***** Record list *****

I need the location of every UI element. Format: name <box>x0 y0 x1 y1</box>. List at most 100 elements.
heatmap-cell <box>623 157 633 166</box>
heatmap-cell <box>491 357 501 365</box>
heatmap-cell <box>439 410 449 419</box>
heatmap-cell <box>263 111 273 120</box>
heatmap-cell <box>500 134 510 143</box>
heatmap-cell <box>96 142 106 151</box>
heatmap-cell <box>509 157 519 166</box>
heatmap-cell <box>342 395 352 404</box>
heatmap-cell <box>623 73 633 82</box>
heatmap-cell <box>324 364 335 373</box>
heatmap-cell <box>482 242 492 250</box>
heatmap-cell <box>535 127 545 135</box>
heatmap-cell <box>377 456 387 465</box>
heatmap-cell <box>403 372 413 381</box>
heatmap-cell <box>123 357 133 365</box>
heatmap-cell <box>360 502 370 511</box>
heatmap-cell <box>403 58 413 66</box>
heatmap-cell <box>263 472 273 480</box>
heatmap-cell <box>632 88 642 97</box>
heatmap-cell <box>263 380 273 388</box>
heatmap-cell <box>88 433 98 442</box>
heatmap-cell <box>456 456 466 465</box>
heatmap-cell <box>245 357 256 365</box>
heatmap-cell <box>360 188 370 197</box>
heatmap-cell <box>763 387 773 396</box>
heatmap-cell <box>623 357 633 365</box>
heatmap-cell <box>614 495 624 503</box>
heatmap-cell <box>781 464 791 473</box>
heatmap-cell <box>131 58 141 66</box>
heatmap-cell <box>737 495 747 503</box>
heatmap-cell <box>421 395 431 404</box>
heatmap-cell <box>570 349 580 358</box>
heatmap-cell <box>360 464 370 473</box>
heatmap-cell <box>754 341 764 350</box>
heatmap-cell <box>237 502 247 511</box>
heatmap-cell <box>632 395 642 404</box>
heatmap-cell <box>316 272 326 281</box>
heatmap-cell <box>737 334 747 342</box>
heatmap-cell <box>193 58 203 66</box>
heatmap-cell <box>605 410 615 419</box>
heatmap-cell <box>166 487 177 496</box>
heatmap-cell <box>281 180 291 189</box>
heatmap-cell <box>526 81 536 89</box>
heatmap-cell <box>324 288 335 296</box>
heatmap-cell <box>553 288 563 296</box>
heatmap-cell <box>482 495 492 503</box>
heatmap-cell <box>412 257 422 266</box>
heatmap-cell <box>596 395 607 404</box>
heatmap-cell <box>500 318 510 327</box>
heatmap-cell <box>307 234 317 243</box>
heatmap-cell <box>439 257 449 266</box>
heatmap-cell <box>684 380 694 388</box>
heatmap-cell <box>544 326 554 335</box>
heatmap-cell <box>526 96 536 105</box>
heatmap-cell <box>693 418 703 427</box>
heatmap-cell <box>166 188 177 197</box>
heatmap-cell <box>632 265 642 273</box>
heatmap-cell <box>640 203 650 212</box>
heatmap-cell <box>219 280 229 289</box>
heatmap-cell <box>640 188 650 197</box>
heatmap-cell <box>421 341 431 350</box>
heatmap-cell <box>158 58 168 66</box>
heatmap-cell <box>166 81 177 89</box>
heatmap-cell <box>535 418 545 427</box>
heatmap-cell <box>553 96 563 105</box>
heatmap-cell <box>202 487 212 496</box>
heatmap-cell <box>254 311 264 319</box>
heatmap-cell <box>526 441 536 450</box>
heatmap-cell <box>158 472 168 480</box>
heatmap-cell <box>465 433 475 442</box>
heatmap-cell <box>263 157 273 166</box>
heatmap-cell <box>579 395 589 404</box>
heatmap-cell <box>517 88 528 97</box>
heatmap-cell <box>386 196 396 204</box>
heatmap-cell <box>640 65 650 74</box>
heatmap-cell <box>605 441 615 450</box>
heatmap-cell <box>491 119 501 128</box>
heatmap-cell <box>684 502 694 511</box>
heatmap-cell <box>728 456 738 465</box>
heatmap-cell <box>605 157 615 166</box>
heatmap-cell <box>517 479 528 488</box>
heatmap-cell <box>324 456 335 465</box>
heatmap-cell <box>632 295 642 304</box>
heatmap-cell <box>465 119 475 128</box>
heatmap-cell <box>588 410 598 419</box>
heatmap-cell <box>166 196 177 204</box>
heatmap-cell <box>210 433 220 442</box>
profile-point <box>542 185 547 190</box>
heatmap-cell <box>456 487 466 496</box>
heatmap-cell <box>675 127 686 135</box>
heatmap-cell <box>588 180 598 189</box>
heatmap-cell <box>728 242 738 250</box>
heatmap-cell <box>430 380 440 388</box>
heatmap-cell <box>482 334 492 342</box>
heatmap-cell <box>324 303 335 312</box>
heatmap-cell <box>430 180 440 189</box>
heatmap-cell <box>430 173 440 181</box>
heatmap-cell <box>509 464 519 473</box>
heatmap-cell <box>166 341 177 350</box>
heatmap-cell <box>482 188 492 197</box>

*****

### Written instruction
Print every line of the items above again, character for character, with nothing altered or left out.

### Answer to the task
I need the location of every UI element. Format: name <box>x0 y0 x1 y1</box>. List at most 100 elements.
heatmap-cell <box>623 157 633 166</box>
heatmap-cell <box>491 357 501 365</box>
heatmap-cell <box>439 410 449 419</box>
heatmap-cell <box>263 111 273 120</box>
heatmap-cell <box>500 134 510 143</box>
heatmap-cell <box>96 142 106 151</box>
heatmap-cell <box>509 157 519 166</box>
heatmap-cell <box>342 395 352 404</box>
heatmap-cell <box>623 73 633 82</box>
heatmap-cell <box>324 364 335 373</box>
heatmap-cell <box>482 242 492 250</box>
heatmap-cell <box>535 127 545 135</box>
heatmap-cell <box>377 456 387 465</box>
heatmap-cell <box>403 372 413 381</box>
heatmap-cell <box>123 357 133 365</box>
heatmap-cell <box>360 502 370 511</box>
heatmap-cell <box>403 58 413 66</box>
heatmap-cell <box>263 472 273 480</box>
heatmap-cell <box>632 88 642 97</box>
heatmap-cell <box>263 380 273 388</box>
heatmap-cell <box>88 433 98 442</box>
heatmap-cell <box>456 456 466 465</box>
heatmap-cell <box>245 357 256 365</box>
heatmap-cell <box>360 188 370 197</box>
heatmap-cell <box>763 387 773 396</box>
heatmap-cell <box>623 357 633 365</box>
heatmap-cell <box>614 495 624 503</box>
heatmap-cell <box>781 464 791 473</box>
heatmap-cell <box>131 58 141 66</box>
heatmap-cell <box>737 495 747 503</box>
heatmap-cell <box>421 395 431 404</box>
heatmap-cell <box>570 349 580 358</box>
heatmap-cell <box>360 464 370 473</box>
heatmap-cell <box>754 341 764 350</box>
heatmap-cell <box>237 502 247 511</box>
heatmap-cell <box>632 395 642 404</box>
heatmap-cell <box>316 272 326 281</box>
heatmap-cell <box>737 334 747 342</box>
heatmap-cell <box>193 58 203 66</box>
heatmap-cell <box>605 410 615 419</box>
heatmap-cell <box>166 487 177 496</box>
heatmap-cell <box>281 180 291 189</box>
heatmap-cell <box>526 81 536 89</box>
heatmap-cell <box>324 288 335 296</box>
heatmap-cell <box>553 288 563 296</box>
heatmap-cell <box>482 495 492 503</box>
heatmap-cell <box>412 257 422 266</box>
heatmap-cell <box>596 395 607 404</box>
heatmap-cell <box>500 318 510 327</box>
heatmap-cell <box>307 234 317 243</box>
heatmap-cell <box>439 257 449 266</box>
heatmap-cell <box>684 380 694 388</box>
heatmap-cell <box>544 326 554 335</box>
heatmap-cell <box>526 96 536 105</box>
heatmap-cell <box>693 418 703 427</box>
heatmap-cell <box>166 188 177 197</box>
heatmap-cell <box>632 265 642 273</box>
heatmap-cell <box>640 203 650 212</box>
heatmap-cell <box>219 280 229 289</box>
heatmap-cell <box>640 188 650 197</box>
heatmap-cell <box>421 341 431 350</box>
heatmap-cell <box>158 58 168 66</box>
heatmap-cell <box>166 81 177 89</box>
heatmap-cell <box>535 418 545 427</box>
heatmap-cell <box>553 96 563 105</box>
heatmap-cell <box>202 487 212 496</box>
heatmap-cell <box>254 311 264 319</box>
heatmap-cell <box>526 441 536 450</box>
heatmap-cell <box>158 472 168 480</box>
heatmap-cell <box>465 433 475 442</box>
heatmap-cell <box>263 157 273 166</box>
heatmap-cell <box>579 395 589 404</box>
heatmap-cell <box>517 88 528 97</box>
heatmap-cell <box>386 196 396 204</box>
heatmap-cell <box>640 65 650 74</box>
heatmap-cell <box>605 441 615 450</box>
heatmap-cell <box>491 119 501 128</box>
heatmap-cell <box>684 502 694 511</box>
heatmap-cell <box>728 456 738 465</box>
heatmap-cell <box>605 157 615 166</box>
heatmap-cell <box>517 479 528 488</box>
heatmap-cell <box>324 456 335 465</box>
heatmap-cell <box>632 295 642 304</box>
heatmap-cell <box>465 119 475 128</box>
heatmap-cell <box>588 410 598 419</box>
heatmap-cell <box>166 196 177 204</box>
heatmap-cell <box>210 433 220 442</box>
profile-point <box>542 185 547 190</box>
heatmap-cell <box>456 487 466 496</box>
heatmap-cell <box>675 127 686 135</box>
heatmap-cell <box>588 180 598 189</box>
heatmap-cell <box>728 242 738 250</box>
heatmap-cell <box>430 380 440 388</box>
heatmap-cell <box>482 334 492 342</box>
heatmap-cell <box>324 303 335 312</box>
heatmap-cell <box>430 180 440 189</box>
heatmap-cell <box>430 173 440 181</box>
heatmap-cell <box>509 464 519 473</box>
heatmap-cell <box>166 341 177 350</box>
heatmap-cell <box>482 188 492 197</box>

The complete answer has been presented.